Data items
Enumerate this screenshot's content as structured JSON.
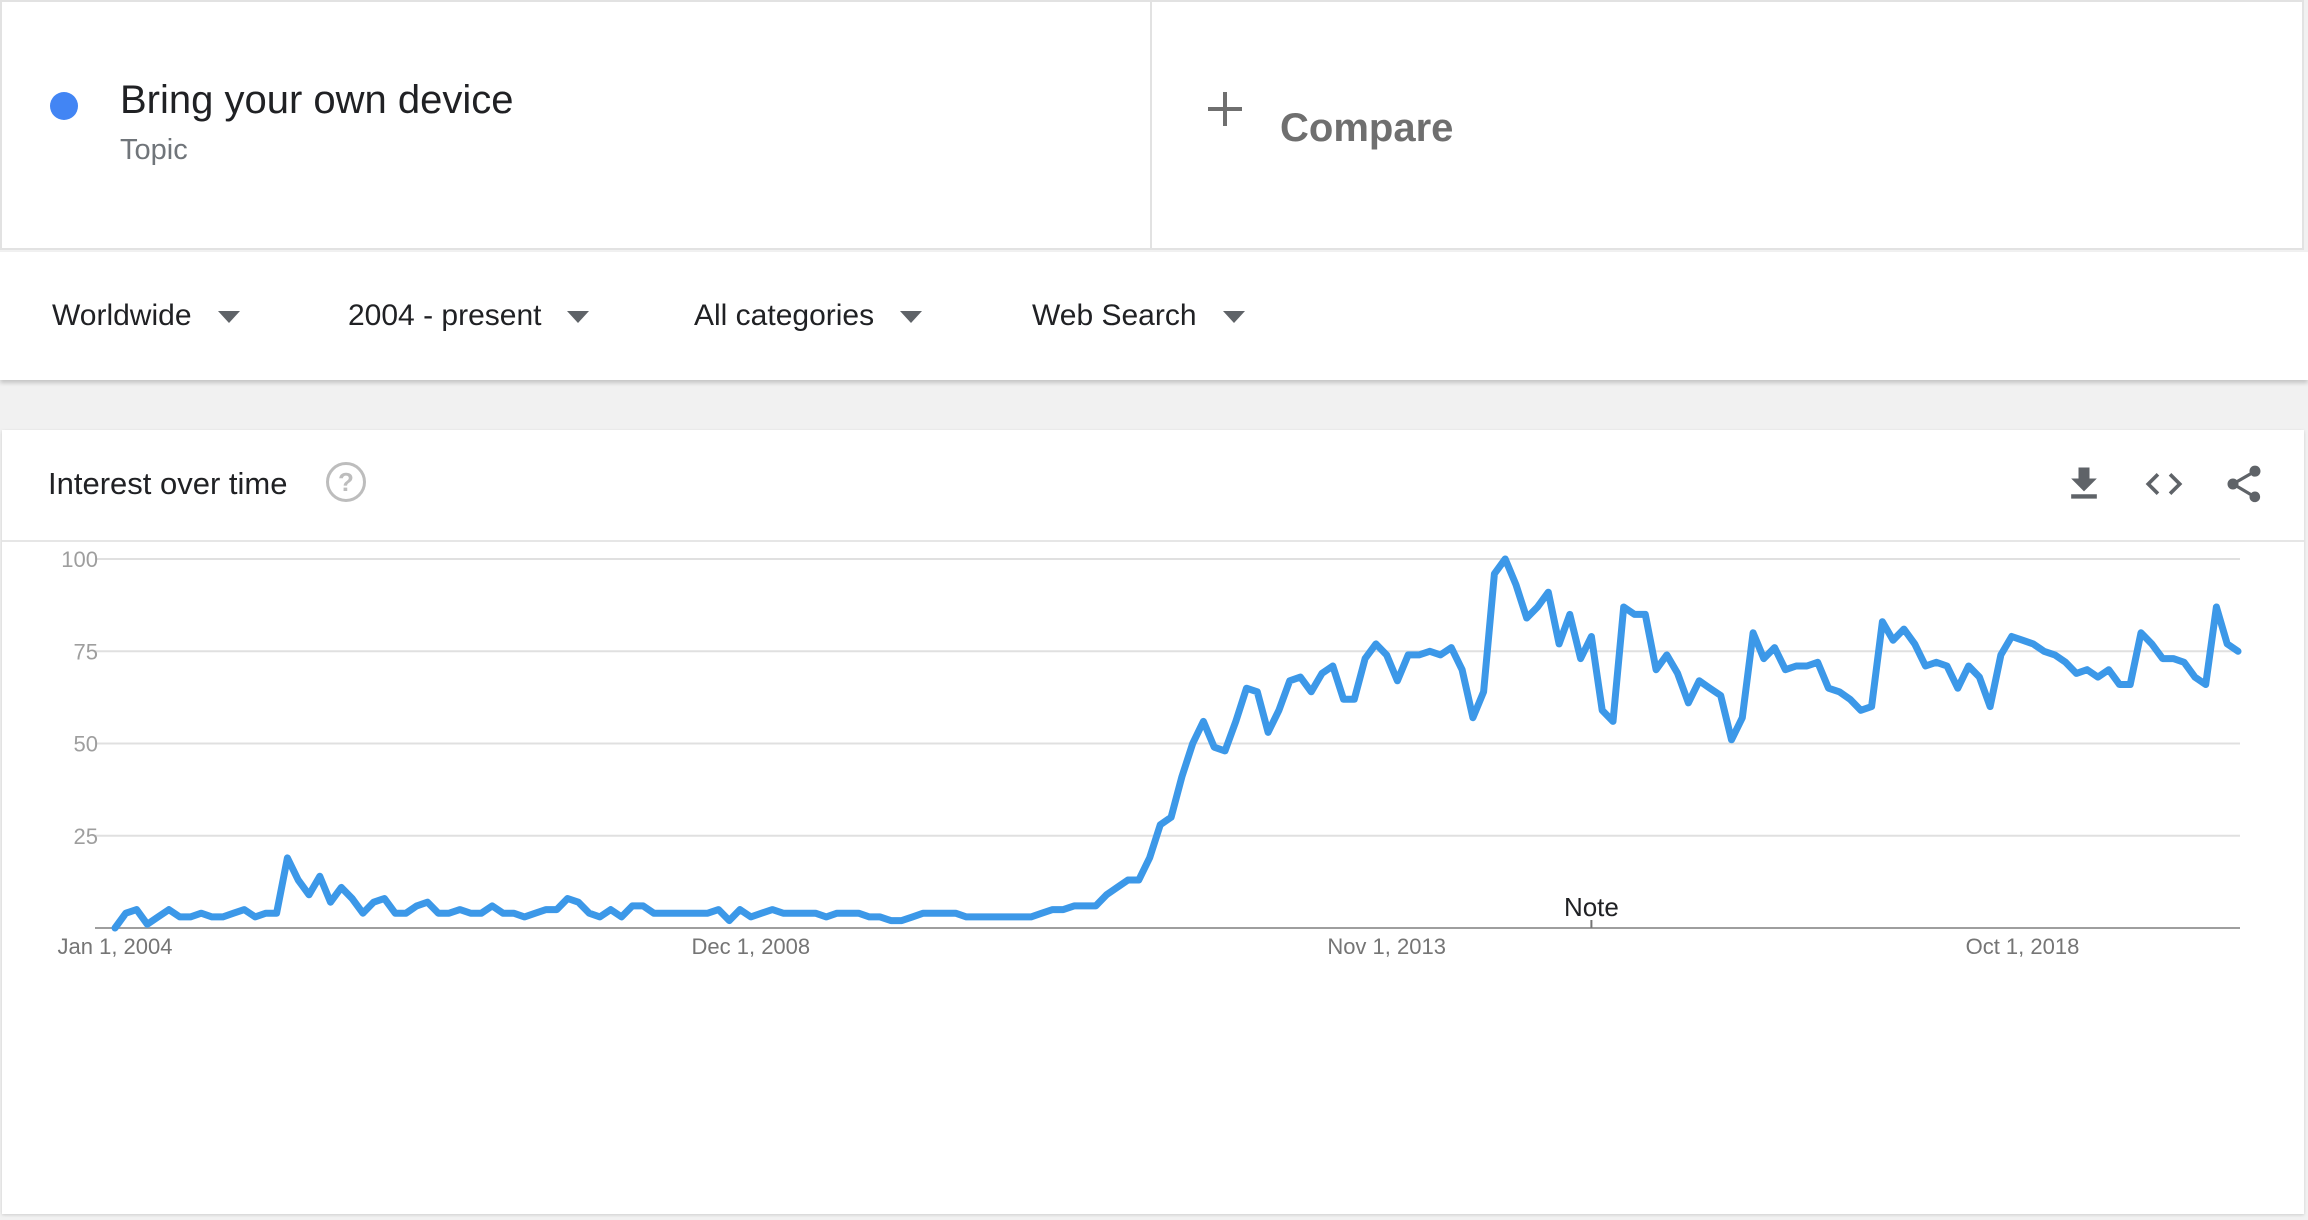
{
  "search_term": {
    "name": "Bring your own device",
    "type": "Topic",
    "color": "#4285f4"
  },
  "compare": {
    "label": "Compare"
  },
  "filters": {
    "region": "Worldwide",
    "time": "2004 - present",
    "category": "All categories",
    "property": "Web Search"
  },
  "chart_card": {
    "title": "Interest over time",
    "help_icon": "help-circle-icon",
    "tools": [
      "download-icon",
      "embed-code-icon",
      "share-icon"
    ]
  },
  "chart_data": {
    "type": "line",
    "title": "",
    "xlabel": "",
    "ylabel": "",
    "ylim": [
      0,
      100
    ],
    "yticks": [
      25,
      50,
      75,
      100
    ],
    "x_tick_labels": [
      "Jan 1, 2004",
      "Dec 1, 2008",
      "Nov 1, 2013",
      "Oct 1, 2018"
    ],
    "x_start": "Jan 2004",
    "x_end": "Apr 2020",
    "annotation": {
      "label": "Note",
      "at_month_index": 137
    },
    "grid": true,
    "color": "#3c98e8",
    "series": [
      {
        "values": [
          0,
          4,
          5,
          1,
          3,
          5,
          3,
          3,
          4,
          3,
          3,
          4,
          5,
          3,
          4,
          4,
          19,
          13,
          9,
          14,
          7,
          11,
          8,
          4,
          7,
          8,
          4,
          4,
          6,
          7,
          4,
          4,
          5,
          4,
          4,
          6,
          4,
          4,
          3,
          4,
          5,
          5,
          8,
          7,
          4,
          3,
          5,
          3,
          6,
          6,
          4,
          4,
          4,
          4,
          4,
          4,
          5,
          2,
          5,
          3,
          4,
          5,
          4,
          4,
          4,
          4,
          3,
          4,
          4,
          4,
          3,
          3,
          2,
          2,
          3,
          4,
          4,
          4,
          4,
          3,
          3,
          3,
          3,
          3,
          3,
          3,
          4,
          5,
          5,
          6,
          6,
          6,
          9,
          11,
          13,
          13,
          19,
          28,
          30,
          41,
          50,
          56,
          49,
          48,
          56,
          65,
          64,
          53,
          59,
          67,
          68,
          64,
          69,
          71,
          62,
          62,
          73,
          77,
          74,
          67,
          74,
          74,
          75,
          74,
          76,
          70,
          57,
          64,
          96,
          100,
          93,
          84,
          87,
          91,
          77,
          85,
          73,
          79,
          59,
          56,
          87,
          85,
          85,
          70,
          74,
          69,
          61,
          67,
          65,
          63,
          51,
          57,
          80,
          73,
          76,
          70,
          71,
          71,
          72,
          65,
          64,
          62,
          59,
          60,
          83,
          78,
          81,
          77,
          71,
          72,
          71,
          65,
          71,
          68,
          60,
          74,
          79,
          78,
          77,
          75,
          74,
          72,
          69,
          70,
          68,
          70,
          66,
          66,
          80,
          77,
          73,
          73,
          72,
          68,
          66,
          87,
          77,
          75
        ]
      }
    ]
  }
}
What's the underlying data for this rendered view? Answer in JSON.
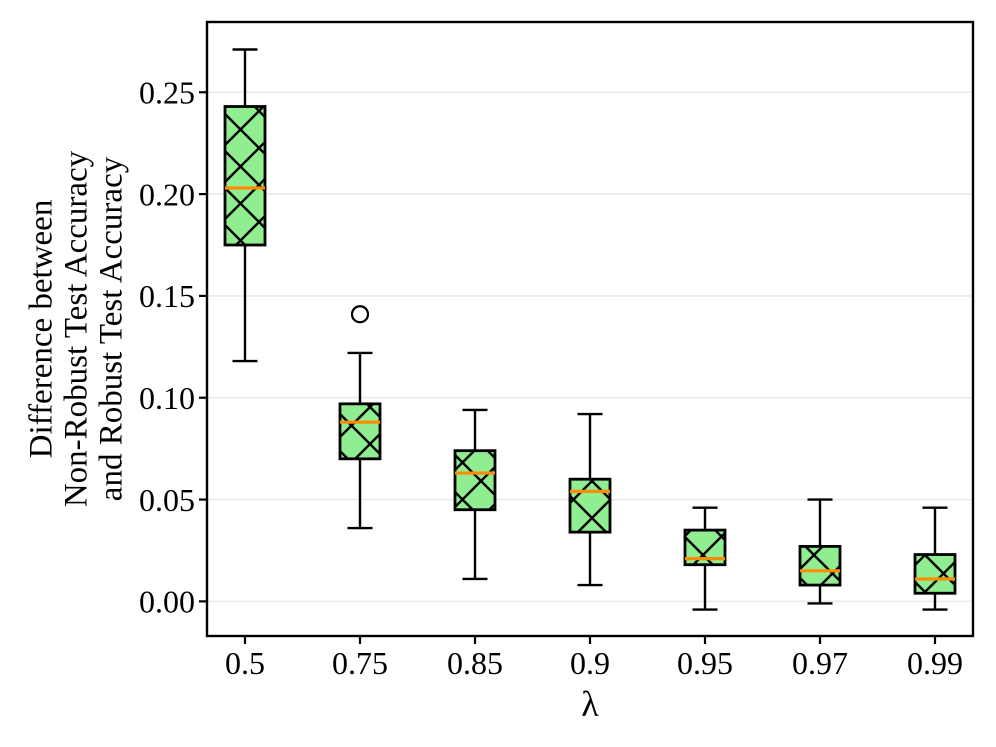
{
  "figure": {
    "background": "#ffffff",
    "ylabel_lines": [
      "Difference between",
      "Non-Robust Test Accuracy",
      "and Robust Test Accuracy"
    ],
    "xlabel": "λ"
  },
  "chart_data": {
    "type": "boxplot",
    "title": "",
    "xlabel": "λ",
    "ylabel": "Difference between Non-Robust Test Accuracy and Robust Test Accuracy",
    "categories": [
      "0.5",
      "0.75",
      "0.85",
      "0.9",
      "0.95",
      "0.97",
      "0.99"
    ],
    "yticks": [
      0.0,
      0.05,
      0.1,
      0.15,
      0.2,
      0.25
    ],
    "ytick_labels": [
      "0.00",
      "0.05",
      "0.10",
      "0.15",
      "0.20",
      "0.25"
    ],
    "ylim": [
      -0.017,
      0.2845
    ],
    "grid": "horizontal-only",
    "legend_position": "none",
    "boxes": [
      {
        "label": "0.5",
        "whislo": 0.118,
        "q1": 0.175,
        "med": 0.203,
        "q3": 0.243,
        "whishi": 0.271,
        "fliers": []
      },
      {
        "label": "0.75",
        "whislo": 0.036,
        "q1": 0.07,
        "med": 0.088,
        "q3": 0.097,
        "whishi": 0.122,
        "fliers": [
          0.141
        ]
      },
      {
        "label": "0.85",
        "whislo": 0.011,
        "q1": 0.045,
        "med": 0.063,
        "q3": 0.074,
        "whishi": 0.094,
        "fliers": []
      },
      {
        "label": "0.9",
        "whislo": 0.008,
        "q1": 0.034,
        "med": 0.054,
        "q3": 0.06,
        "whishi": 0.092,
        "fliers": []
      },
      {
        "label": "0.95",
        "whislo": -0.004,
        "q1": 0.018,
        "med": 0.021,
        "q3": 0.035,
        "whishi": 0.046,
        "fliers": []
      },
      {
        "label": "0.97",
        "whislo": -0.001,
        "q1": 0.008,
        "med": 0.015,
        "q3": 0.027,
        "whishi": 0.05,
        "fliers": []
      },
      {
        "label": "0.99",
        "whislo": -0.004,
        "q1": 0.004,
        "med": 0.011,
        "q3": 0.023,
        "whishi": 0.046,
        "fliers": []
      }
    ],
    "colors": {
      "box_fill": "#90EE90",
      "box_edge": "#000000",
      "hatch": "#000000",
      "median": "#FF8C00",
      "whisker": "#000000",
      "flier_edge": "#000000",
      "flier_fill": "#ffffff",
      "gridline": "#E9E9E9",
      "spine": "#000000",
      "text": "#000000"
    },
    "style": {
      "hatch_pattern": "x",
      "boxes_filled": true,
      "notch": false
    }
  }
}
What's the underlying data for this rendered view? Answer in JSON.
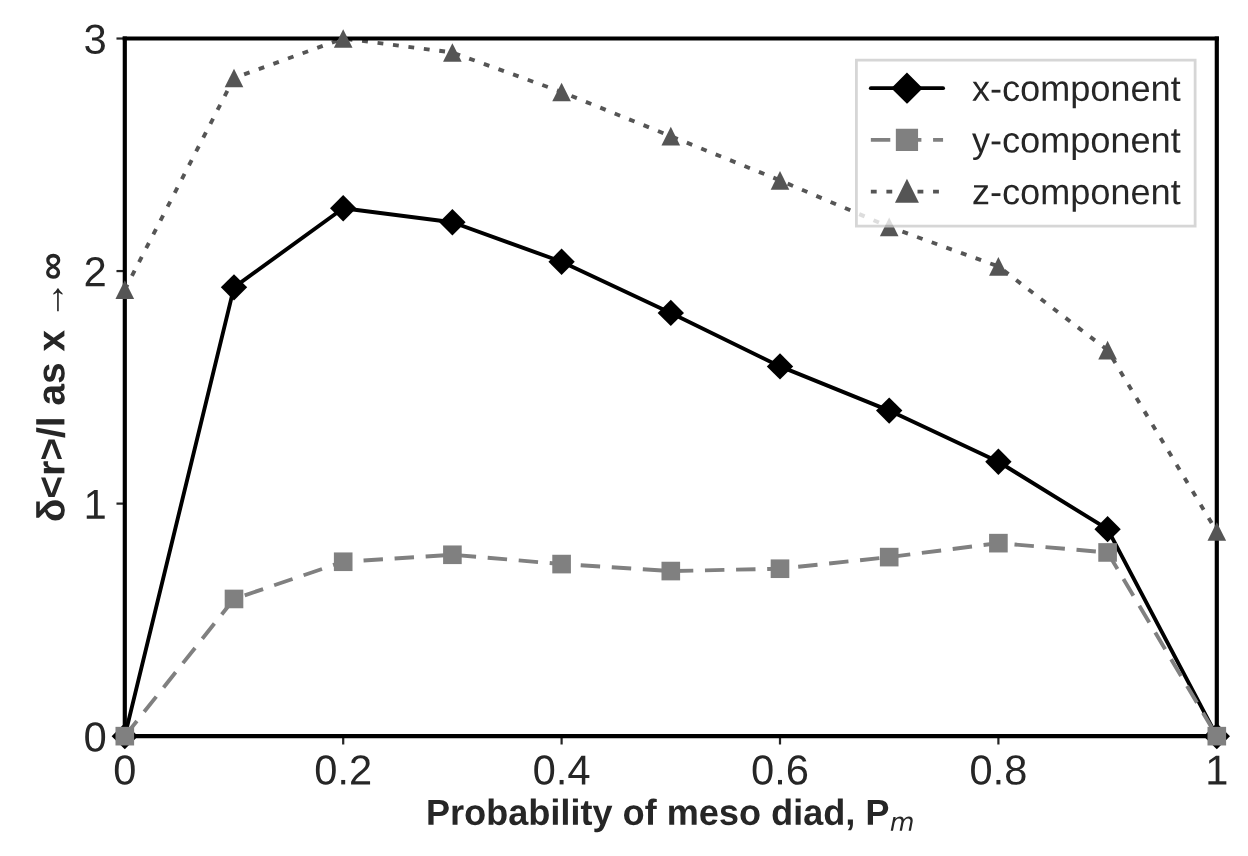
{
  "chart_data": {
    "type": "line",
    "xlabel": "Probability of meso diad, P$_{m}$",
    "ylabel": "δ<r>/l as x →∞",
    "x": [
      0,
      0.1,
      0.2,
      0.3,
      0.4,
      0.5,
      0.6,
      0.7,
      0.8,
      0.9,
      1
    ],
    "series": [
      {
        "name": "x-component",
        "color": "#000000",
        "marker": "diamond",
        "line_style": "solid",
        "values": [
          0,
          1.93,
          2.27,
          2.21,
          2.04,
          1.82,
          1.59,
          1.4,
          1.18,
          0.89,
          0
        ]
      },
      {
        "name": "y-component",
        "color": "#808080",
        "marker": "square",
        "line_style": "dashed",
        "values": [
          0,
          0.59,
          0.75,
          0.78,
          0.74,
          0.71,
          0.72,
          0.77,
          0.83,
          0.79,
          0
        ]
      },
      {
        "name": "z-component",
        "color": "#555555",
        "marker": "triangle",
        "line_style": "dotted",
        "values": [
          1.92,
          2.83,
          3.0,
          2.94,
          2.77,
          2.58,
          2.39,
          2.19,
          2.02,
          1.66,
          0.88
        ]
      }
    ],
    "xlim": [
      0,
      1
    ],
    "xticks": [
      0,
      0.2,
      0.4,
      0.6,
      0.8,
      1
    ],
    "ylim": [
      0,
      3
    ],
    "yticks": [
      0,
      1,
      2,
      3
    ],
    "grid": false,
    "legend": "top right"
  }
}
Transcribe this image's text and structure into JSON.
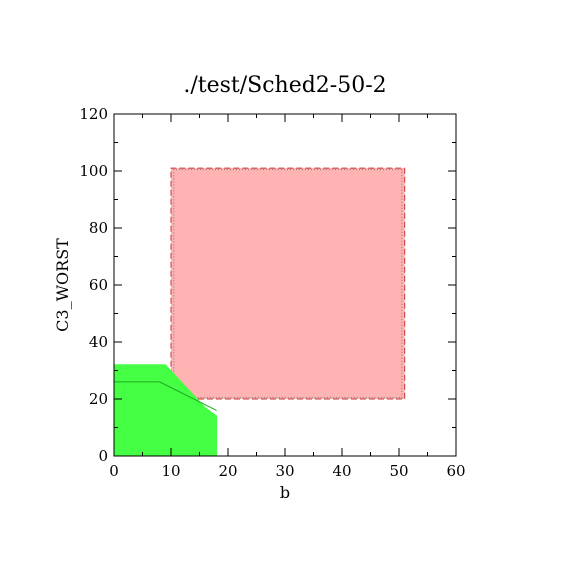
{
  "chart_data": {
    "type": "area",
    "title": "./test/Sched2-50-2",
    "xlabel": "b",
    "ylabel": "C3_WORST",
    "xlim": [
      0,
      60
    ],
    "ylim": [
      0,
      120
    ],
    "xticks": [
      0,
      10,
      20,
      30,
      40,
      50,
      60
    ],
    "yticks": [
      0,
      20,
      40,
      60,
      80,
      100,
      120
    ],
    "grid": false,
    "colors": {
      "red_fill": "#ffb3b3",
      "red_edge": "#cc3333",
      "green_fill": "#44ff44",
      "green_edge": "#22aa22"
    },
    "regions": [
      {
        "fill": "red",
        "polygon": [
          [
            10,
            20
          ],
          [
            51,
            20
          ],
          [
            51,
            101
          ],
          [
            10,
            101
          ]
        ],
        "inner_dotted": [
          [
            10.5,
            20.5
          ],
          [
            50.5,
            20.5
          ],
          [
            50.5,
            100.5
          ],
          [
            10.5,
            100.5
          ]
        ]
      },
      {
        "fill": "green",
        "polygon": [
          [
            0,
            0
          ],
          [
            18,
            0
          ],
          [
            18,
            14
          ],
          [
            16,
            17
          ],
          [
            9,
            32
          ],
          [
            0,
            32
          ]
        ],
        "inner_line": [
          [
            0,
            26
          ],
          [
            8,
            26
          ],
          [
            10.5,
            23.5
          ],
          [
            18,
            16
          ]
        ]
      }
    ]
  }
}
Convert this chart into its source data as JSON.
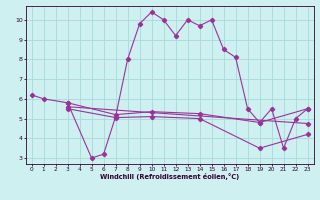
{
  "xlabel": "Windchill (Refroidissement éolien,°C)",
  "bg_color": "#cff0f0",
  "grid_color": "#aadddd",
  "line_color": "#993399",
  "xlim": [
    -0.5,
    23.5
  ],
  "ylim": [
    2.7,
    10.7
  ],
  "xticks": [
    0,
    1,
    2,
    3,
    4,
    5,
    6,
    7,
    8,
    9,
    10,
    11,
    12,
    13,
    14,
    15,
    16,
    17,
    18,
    19,
    20,
    21,
    22,
    23
  ],
  "yticks": [
    3,
    4,
    5,
    6,
    7,
    8,
    9,
    10
  ],
  "series1_x": [
    0,
    1,
    3,
    5,
    6,
    7,
    8,
    9,
    10,
    11,
    12,
    13,
    14,
    15,
    16,
    17,
    18,
    19,
    20,
    21,
    22,
    23
  ],
  "series1_y": [
    6.2,
    6.0,
    5.8,
    3.0,
    3.2,
    5.1,
    8.0,
    9.8,
    10.4,
    10.0,
    9.2,
    10.0,
    9.7,
    10.0,
    8.5,
    8.1,
    5.5,
    4.8,
    5.5,
    3.5,
    5.0,
    5.5
  ],
  "series2_x": [
    3,
    7,
    10,
    14,
    19,
    23
  ],
  "series2_y": [
    5.8,
    5.2,
    5.35,
    5.25,
    4.8,
    5.5
  ],
  "series3_x": [
    3,
    23
  ],
  "series3_y": [
    5.6,
    4.75
  ],
  "series4_x": [
    3,
    7,
    10,
    14,
    19,
    23
  ],
  "series4_y": [
    5.5,
    5.05,
    5.1,
    5.0,
    3.5,
    4.2
  ]
}
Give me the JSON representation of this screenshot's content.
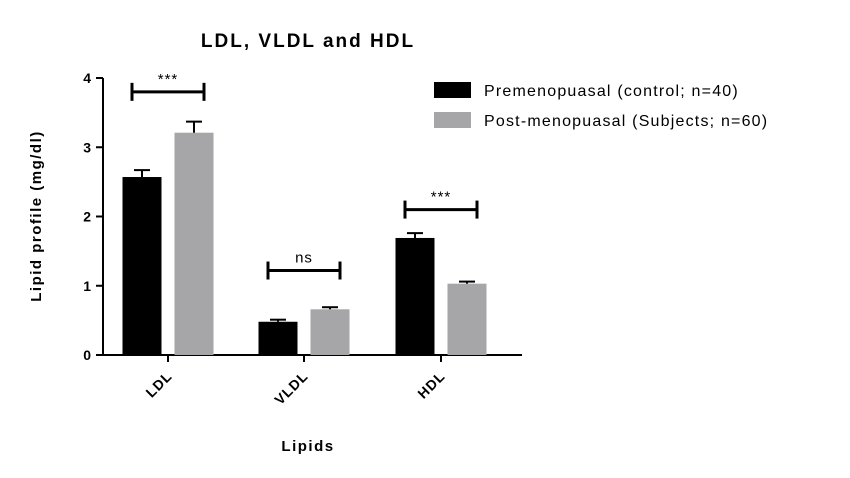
{
  "chart_data": {
    "type": "bar",
    "title": "LDL, VLDL and HDL",
    "xlabel": "Lipids",
    "ylabel": "Lipid profile (mg/dl)",
    "categories": [
      "LDL",
      "VLDL",
      "HDL"
    ],
    "ylim": [
      0,
      4
    ],
    "yticks": [
      "0",
      "1",
      "2",
      "3",
      "4"
    ],
    "series": [
      {
        "name": "Premenopuasal (control; n=40)",
        "color": "#000000",
        "values": [
          2.57,
          0.48,
          1.69
        ],
        "errors": [
          0.1,
          0.03,
          0.07
        ]
      },
      {
        "name": "Post-menopuasal (Subjects; n=60)",
        "color": "#a6a6a8",
        "values": [
          3.21,
          0.66,
          1.03
        ],
        "errors": [
          0.16,
          0.03,
          0.03
        ]
      }
    ],
    "significance": [
      {
        "category": "LDL",
        "label": "***",
        "level": 3.8
      },
      {
        "category": "VLDL",
        "label": "ns",
        "level": 1.22
      },
      {
        "category": "HDL",
        "label": "***",
        "level": 2.1
      }
    ],
    "legend_position": "top-right",
    "grid": false,
    "error_bars": true
  }
}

*Aim*.
Each line in the material either holds the string "xlabel" or does not. State how many do, and nothing else.

*Response to the exercise*.
7